What the exercise asks: Give the data below again, word for word.

Collected data entries
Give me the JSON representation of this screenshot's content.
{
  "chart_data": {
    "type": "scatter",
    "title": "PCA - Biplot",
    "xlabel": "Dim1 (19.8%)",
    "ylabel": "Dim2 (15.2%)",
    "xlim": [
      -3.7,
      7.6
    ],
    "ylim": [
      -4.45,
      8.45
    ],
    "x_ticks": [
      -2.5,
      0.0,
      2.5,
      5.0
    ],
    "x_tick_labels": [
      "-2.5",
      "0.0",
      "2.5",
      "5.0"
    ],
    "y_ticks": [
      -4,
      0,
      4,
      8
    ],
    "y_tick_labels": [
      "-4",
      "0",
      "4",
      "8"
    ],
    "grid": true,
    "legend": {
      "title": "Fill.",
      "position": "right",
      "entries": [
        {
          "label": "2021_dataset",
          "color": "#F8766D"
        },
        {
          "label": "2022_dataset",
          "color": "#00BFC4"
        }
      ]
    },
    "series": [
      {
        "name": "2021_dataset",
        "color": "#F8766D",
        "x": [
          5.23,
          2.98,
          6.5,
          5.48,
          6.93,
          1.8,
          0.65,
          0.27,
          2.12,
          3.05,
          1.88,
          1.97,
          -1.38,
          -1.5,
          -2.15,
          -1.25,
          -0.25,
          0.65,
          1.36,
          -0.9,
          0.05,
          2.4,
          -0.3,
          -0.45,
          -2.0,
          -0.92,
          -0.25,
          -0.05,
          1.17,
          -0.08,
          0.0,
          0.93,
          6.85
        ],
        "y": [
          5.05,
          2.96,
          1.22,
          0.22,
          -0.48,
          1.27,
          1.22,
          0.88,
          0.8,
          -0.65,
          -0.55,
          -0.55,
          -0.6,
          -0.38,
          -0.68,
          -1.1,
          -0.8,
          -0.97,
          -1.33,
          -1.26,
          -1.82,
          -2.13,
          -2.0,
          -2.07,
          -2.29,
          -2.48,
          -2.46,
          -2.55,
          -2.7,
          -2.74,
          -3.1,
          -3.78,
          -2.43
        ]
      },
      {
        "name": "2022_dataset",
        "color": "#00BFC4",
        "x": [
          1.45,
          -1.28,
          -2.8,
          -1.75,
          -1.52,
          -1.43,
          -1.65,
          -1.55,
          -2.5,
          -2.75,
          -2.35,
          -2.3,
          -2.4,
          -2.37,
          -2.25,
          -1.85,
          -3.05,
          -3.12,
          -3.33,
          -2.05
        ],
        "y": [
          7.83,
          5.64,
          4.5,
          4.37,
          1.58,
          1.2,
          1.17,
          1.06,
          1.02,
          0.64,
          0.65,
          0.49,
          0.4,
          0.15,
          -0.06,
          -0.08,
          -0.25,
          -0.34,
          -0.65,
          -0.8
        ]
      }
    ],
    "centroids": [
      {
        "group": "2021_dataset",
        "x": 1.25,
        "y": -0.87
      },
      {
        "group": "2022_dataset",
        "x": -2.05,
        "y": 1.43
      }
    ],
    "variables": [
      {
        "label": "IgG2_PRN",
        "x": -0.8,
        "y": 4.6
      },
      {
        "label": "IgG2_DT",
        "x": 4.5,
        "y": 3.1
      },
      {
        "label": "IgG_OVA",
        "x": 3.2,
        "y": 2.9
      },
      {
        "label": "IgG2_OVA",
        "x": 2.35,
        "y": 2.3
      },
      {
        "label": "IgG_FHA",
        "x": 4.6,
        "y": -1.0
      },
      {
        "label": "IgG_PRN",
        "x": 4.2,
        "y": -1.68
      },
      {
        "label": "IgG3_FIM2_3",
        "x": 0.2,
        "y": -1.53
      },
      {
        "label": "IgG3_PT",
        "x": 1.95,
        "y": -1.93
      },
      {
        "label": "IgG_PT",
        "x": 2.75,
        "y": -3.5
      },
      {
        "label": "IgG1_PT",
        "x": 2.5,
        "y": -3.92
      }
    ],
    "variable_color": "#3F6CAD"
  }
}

Full output:
Give me the JSON representation of this screenshot's content.
{
  "chart_data": {
    "type": "scatter",
    "title": "PCA - Biplot",
    "xlabel": "Dim1 (19.8%)",
    "ylabel": "Dim2 (15.2%)",
    "xlim": [
      -3.7,
      7.6
    ],
    "ylim": [
      -4.45,
      8.45
    ],
    "x_ticks": [
      -2.5,
      0.0,
      2.5,
      5.0
    ],
    "x_tick_labels": [
      "-2.5",
      "0.0",
      "2.5",
      "5.0"
    ],
    "y_ticks": [
      -4,
      0,
      4,
      8
    ],
    "y_tick_labels": [
      "-4",
      "0",
      "4",
      "8"
    ],
    "grid": true,
    "legend": {
      "title": "Fill.",
      "position": "right",
      "entries": [
        {
          "label": "2021_dataset",
          "color": "#F8766D"
        },
        {
          "label": "2022_dataset",
          "color": "#00BFC4"
        }
      ]
    },
    "series": [
      {
        "name": "2021_dataset",
        "color": "#F8766D",
        "x": [
          5.23,
          2.98,
          6.5,
          5.48,
          6.93,
          1.8,
          0.65,
          0.27,
          2.12,
          3.05,
          1.88,
          1.97,
          -1.38,
          -1.5,
          -2.15,
          -1.25,
          -0.25,
          0.65,
          1.36,
          -0.9,
          0.05,
          2.4,
          -0.3,
          -0.45,
          -2.0,
          -0.92,
          -0.25,
          -0.05,
          1.17,
          -0.08,
          0.0,
          0.93,
          6.85
        ],
        "y": [
          5.05,
          2.96,
          1.22,
          0.22,
          -0.48,
          1.27,
          1.22,
          0.88,
          0.8,
          -0.65,
          -0.55,
          -0.55,
          -0.6,
          -0.38,
          -0.68,
          -1.1,
          -0.8,
          -0.97,
          -1.33,
          -1.26,
          -1.82,
          -2.13,
          -2.0,
          -2.07,
          -2.29,
          -2.48,
          -2.46,
          -2.55,
          -2.7,
          -2.74,
          -3.1,
          -3.78,
          -2.43
        ]
      },
      {
        "name": "2022_dataset",
        "color": "#00BFC4",
        "x": [
          1.45,
          -1.28,
          -2.8,
          -1.75,
          -1.52,
          -1.43,
          -1.65,
          -1.55,
          -2.5,
          -2.75,
          -2.35,
          -2.3,
          -2.4,
          -2.37,
          -2.25,
          -1.85,
          -3.05,
          -3.12,
          -3.33,
          -2.05
        ],
        "y": [
          7.83,
          5.64,
          4.5,
          4.37,
          1.58,
          1.2,
          1.17,
          1.06,
          1.02,
          0.64,
          0.65,
          0.49,
          0.4,
          0.15,
          -0.06,
          -0.08,
          -0.25,
          -0.34,
          -0.65,
          -0.8
        ]
      }
    ],
    "centroids": [
      {
        "group": "2021_dataset",
        "x": 1.25,
        "y": -0.87
      },
      {
        "group": "2022_dataset",
        "x": -2.05,
        "y": 1.43
      }
    ],
    "variables": [
      {
        "label": "IgG2_PRN",
        "x": -0.8,
        "y": 4.6
      },
      {
        "label": "IgG2_DT",
        "x": 4.5,
        "y": 3.1
      },
      {
        "label": "IgG_OVA",
        "x": 3.2,
        "y": 2.9
      },
      {
        "label": "IgG2_OVA",
        "x": 2.35,
        "y": 2.3
      },
      {
        "label": "IgG_FHA",
        "x": 4.6,
        "y": -1.0
      },
      {
        "label": "IgG_PRN",
        "x": 4.2,
        "y": -1.68
      },
      {
        "label": "IgG3_FIM2_3",
        "x": 0.2,
        "y": -1.53
      },
      {
        "label": "IgG3_PT",
        "x": 1.95,
        "y": -1.93
      },
      {
        "label": "IgG_PT",
        "x": 2.75,
        "y": -3.5
      },
      {
        "label": "IgG1_PT",
        "x": 2.5,
        "y": -3.92
      }
    ],
    "variable_color": "#3F6CAD"
  }
}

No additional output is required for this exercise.